### [Stated goal]
Gather every line that includes the word "Conflicts", please.

[Dataset rows about figures]

******************************

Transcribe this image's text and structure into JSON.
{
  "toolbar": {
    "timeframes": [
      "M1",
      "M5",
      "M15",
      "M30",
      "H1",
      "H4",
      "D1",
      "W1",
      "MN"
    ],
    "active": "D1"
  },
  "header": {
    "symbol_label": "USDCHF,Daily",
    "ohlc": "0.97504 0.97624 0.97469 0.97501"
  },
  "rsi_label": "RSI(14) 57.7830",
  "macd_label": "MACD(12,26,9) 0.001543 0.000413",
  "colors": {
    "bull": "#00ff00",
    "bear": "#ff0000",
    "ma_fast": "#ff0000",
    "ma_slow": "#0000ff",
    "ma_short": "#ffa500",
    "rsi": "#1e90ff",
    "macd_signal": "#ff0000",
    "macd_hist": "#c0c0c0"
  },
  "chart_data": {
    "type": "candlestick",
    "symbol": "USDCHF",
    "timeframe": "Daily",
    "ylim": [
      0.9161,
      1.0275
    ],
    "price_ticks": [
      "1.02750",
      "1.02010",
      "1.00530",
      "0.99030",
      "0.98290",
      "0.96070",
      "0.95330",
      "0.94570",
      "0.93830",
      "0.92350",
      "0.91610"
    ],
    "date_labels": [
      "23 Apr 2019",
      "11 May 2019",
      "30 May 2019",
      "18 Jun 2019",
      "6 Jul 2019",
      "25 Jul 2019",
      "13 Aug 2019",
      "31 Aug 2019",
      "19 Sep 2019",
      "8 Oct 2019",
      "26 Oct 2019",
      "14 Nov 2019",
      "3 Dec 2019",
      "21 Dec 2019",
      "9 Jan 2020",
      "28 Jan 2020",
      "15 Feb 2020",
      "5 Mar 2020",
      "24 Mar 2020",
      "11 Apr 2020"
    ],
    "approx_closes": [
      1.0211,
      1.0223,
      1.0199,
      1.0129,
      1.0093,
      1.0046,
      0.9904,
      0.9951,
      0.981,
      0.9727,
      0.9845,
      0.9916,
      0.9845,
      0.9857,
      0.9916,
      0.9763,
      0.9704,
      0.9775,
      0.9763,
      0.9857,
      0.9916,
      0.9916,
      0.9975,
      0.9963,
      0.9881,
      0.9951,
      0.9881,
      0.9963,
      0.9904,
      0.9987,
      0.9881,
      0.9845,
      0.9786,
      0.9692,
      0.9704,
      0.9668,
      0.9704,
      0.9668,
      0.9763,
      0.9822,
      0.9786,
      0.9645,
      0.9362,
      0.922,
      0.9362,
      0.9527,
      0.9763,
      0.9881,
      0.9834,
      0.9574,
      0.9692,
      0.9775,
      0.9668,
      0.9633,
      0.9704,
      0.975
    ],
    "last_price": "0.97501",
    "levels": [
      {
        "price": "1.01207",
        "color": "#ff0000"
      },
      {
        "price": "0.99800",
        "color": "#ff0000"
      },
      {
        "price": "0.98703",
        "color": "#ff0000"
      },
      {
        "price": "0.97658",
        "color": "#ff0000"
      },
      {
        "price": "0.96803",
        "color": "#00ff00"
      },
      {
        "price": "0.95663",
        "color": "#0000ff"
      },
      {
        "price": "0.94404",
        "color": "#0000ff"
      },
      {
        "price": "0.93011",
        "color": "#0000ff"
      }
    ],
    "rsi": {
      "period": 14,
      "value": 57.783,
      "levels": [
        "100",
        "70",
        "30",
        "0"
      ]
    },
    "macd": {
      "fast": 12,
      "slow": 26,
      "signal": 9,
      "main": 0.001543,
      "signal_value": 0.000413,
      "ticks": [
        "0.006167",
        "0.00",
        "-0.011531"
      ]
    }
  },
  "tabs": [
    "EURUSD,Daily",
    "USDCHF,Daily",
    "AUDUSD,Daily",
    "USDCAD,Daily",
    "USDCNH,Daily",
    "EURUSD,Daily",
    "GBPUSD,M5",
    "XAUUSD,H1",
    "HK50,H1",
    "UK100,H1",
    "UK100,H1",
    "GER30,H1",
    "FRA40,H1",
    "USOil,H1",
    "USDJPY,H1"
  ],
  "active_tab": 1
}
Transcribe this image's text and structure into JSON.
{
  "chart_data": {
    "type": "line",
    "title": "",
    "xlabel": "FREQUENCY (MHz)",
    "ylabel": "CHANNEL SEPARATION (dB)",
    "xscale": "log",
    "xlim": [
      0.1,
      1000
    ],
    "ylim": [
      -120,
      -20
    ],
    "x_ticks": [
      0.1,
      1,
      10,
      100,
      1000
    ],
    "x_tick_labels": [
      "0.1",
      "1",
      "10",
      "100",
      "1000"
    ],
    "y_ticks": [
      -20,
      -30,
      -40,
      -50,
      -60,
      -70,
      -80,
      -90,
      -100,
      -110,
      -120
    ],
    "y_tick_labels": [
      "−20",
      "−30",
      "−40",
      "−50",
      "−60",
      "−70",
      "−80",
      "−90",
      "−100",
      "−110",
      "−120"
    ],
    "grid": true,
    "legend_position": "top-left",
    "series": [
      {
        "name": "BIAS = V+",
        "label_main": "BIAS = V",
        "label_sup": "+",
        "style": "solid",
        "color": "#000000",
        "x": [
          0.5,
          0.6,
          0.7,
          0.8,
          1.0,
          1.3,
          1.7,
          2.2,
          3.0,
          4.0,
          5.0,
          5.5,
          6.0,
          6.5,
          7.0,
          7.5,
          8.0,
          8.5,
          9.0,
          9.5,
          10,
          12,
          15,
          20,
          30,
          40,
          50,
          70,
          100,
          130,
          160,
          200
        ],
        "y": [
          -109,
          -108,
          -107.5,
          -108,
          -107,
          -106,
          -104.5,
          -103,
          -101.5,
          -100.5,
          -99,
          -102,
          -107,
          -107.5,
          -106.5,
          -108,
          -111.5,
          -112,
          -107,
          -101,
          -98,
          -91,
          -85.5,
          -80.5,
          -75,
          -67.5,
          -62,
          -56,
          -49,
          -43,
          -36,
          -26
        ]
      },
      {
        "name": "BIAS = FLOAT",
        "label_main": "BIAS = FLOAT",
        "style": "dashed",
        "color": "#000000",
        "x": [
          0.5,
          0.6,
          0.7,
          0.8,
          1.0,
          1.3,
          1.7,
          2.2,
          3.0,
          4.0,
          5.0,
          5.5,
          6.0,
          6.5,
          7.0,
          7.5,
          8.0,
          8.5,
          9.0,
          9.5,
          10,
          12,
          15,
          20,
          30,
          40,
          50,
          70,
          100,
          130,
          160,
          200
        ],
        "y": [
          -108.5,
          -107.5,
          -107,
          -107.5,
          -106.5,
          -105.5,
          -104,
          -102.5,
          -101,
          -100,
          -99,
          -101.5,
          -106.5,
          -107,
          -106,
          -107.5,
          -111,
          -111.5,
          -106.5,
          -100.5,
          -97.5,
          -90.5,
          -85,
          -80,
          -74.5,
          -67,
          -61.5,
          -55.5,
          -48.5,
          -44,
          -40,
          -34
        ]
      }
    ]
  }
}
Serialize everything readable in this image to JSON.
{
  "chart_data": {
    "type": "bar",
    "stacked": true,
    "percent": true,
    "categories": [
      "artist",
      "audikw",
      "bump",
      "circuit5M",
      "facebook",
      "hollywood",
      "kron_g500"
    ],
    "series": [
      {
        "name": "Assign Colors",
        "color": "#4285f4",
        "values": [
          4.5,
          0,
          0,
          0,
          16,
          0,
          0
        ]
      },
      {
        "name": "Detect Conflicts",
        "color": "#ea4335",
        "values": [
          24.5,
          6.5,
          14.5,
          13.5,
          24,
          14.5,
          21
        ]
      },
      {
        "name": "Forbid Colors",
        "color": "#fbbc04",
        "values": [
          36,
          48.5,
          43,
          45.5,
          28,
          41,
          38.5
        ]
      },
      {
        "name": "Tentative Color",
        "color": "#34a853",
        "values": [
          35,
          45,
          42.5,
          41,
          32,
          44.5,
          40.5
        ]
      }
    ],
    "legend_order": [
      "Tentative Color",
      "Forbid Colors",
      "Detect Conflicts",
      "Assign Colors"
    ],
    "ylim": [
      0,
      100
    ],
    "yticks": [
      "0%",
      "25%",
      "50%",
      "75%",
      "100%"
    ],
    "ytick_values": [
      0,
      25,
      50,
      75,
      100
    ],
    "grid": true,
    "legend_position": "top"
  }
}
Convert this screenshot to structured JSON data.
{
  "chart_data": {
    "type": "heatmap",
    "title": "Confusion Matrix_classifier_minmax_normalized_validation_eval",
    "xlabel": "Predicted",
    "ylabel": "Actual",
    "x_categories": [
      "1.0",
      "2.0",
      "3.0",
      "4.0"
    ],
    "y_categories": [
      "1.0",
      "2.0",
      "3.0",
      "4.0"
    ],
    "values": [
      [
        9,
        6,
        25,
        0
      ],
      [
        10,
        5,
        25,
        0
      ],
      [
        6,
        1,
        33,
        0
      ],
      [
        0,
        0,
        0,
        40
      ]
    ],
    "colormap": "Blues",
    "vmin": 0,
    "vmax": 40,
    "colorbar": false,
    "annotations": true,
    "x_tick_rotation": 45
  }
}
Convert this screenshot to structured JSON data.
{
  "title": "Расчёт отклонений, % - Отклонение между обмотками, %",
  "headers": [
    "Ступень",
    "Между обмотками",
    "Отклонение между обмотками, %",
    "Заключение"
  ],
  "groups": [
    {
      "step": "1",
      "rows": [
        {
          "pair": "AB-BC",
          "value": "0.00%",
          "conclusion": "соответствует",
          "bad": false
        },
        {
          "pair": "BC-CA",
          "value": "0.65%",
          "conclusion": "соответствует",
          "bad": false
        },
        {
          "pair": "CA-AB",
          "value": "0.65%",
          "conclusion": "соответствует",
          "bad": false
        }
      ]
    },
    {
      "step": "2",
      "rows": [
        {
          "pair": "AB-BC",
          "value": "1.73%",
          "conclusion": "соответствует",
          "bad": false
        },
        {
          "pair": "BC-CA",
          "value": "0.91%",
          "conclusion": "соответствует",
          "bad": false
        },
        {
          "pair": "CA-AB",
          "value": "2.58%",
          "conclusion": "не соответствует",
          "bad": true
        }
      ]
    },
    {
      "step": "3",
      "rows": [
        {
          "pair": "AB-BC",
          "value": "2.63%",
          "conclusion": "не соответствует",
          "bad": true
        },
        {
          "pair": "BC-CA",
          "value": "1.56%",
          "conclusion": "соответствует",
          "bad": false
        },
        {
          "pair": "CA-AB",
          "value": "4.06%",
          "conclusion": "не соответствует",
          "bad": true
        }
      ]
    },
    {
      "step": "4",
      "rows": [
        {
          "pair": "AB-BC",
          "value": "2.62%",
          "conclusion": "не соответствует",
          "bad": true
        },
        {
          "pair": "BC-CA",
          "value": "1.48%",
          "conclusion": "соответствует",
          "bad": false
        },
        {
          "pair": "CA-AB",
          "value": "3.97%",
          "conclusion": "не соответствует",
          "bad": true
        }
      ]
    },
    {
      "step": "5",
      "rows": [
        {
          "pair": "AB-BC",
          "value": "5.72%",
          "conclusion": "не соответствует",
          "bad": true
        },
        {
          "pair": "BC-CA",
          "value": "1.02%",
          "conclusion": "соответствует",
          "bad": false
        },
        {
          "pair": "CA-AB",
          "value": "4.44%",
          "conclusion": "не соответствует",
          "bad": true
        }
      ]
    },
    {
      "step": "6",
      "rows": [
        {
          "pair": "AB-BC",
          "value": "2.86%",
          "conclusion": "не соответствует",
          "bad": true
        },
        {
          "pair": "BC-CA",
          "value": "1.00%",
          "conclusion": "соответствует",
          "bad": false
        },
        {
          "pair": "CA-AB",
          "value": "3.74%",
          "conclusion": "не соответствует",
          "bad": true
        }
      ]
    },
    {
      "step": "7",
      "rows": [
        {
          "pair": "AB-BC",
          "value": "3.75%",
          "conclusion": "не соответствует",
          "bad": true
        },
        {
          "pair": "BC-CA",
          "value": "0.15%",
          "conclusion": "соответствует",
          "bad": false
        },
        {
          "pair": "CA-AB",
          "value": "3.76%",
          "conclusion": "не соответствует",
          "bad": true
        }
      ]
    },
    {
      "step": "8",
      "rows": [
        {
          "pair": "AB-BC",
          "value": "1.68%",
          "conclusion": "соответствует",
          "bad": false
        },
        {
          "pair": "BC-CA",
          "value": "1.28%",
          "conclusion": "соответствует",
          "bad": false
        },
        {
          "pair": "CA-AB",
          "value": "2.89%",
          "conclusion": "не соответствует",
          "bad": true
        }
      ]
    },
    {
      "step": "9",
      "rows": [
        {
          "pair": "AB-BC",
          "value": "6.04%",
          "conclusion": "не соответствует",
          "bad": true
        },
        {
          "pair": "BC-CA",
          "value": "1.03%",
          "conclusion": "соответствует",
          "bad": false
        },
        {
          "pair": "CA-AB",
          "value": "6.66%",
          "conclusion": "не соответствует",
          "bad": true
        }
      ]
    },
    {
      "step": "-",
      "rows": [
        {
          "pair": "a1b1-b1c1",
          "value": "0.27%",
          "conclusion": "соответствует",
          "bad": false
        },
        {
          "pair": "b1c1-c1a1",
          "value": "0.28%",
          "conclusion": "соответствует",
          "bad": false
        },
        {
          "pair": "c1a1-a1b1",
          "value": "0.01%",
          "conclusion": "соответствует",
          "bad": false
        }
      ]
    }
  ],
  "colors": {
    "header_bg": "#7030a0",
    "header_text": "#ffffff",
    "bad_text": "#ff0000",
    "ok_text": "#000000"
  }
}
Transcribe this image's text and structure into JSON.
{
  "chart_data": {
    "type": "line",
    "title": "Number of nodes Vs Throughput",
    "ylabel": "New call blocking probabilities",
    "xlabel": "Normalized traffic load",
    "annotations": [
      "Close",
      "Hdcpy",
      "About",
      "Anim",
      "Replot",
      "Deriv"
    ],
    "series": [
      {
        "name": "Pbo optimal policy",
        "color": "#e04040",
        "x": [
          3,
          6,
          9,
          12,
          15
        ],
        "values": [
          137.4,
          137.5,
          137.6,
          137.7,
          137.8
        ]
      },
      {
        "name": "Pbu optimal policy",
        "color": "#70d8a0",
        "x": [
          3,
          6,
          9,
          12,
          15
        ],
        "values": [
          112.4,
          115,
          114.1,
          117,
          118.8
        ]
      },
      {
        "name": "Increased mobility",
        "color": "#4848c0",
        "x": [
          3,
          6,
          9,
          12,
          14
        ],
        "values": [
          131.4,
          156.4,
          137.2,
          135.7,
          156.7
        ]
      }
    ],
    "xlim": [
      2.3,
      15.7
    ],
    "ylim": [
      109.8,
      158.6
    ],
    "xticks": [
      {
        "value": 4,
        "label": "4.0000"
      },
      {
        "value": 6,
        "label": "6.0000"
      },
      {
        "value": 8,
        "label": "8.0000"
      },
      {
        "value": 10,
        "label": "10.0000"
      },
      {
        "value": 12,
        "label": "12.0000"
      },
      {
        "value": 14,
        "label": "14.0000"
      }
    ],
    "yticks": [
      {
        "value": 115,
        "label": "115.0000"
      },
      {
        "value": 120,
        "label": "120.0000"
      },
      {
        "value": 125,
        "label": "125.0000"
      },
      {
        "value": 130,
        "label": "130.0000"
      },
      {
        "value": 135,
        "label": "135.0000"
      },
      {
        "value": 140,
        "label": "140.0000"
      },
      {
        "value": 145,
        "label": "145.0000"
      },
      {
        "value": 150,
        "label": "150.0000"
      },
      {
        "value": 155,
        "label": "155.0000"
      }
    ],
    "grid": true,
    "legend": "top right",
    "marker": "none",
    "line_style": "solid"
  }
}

******************************

### [Solution to this problem]
        "name": "Detect Conflicts",
      "Detect Conflicts",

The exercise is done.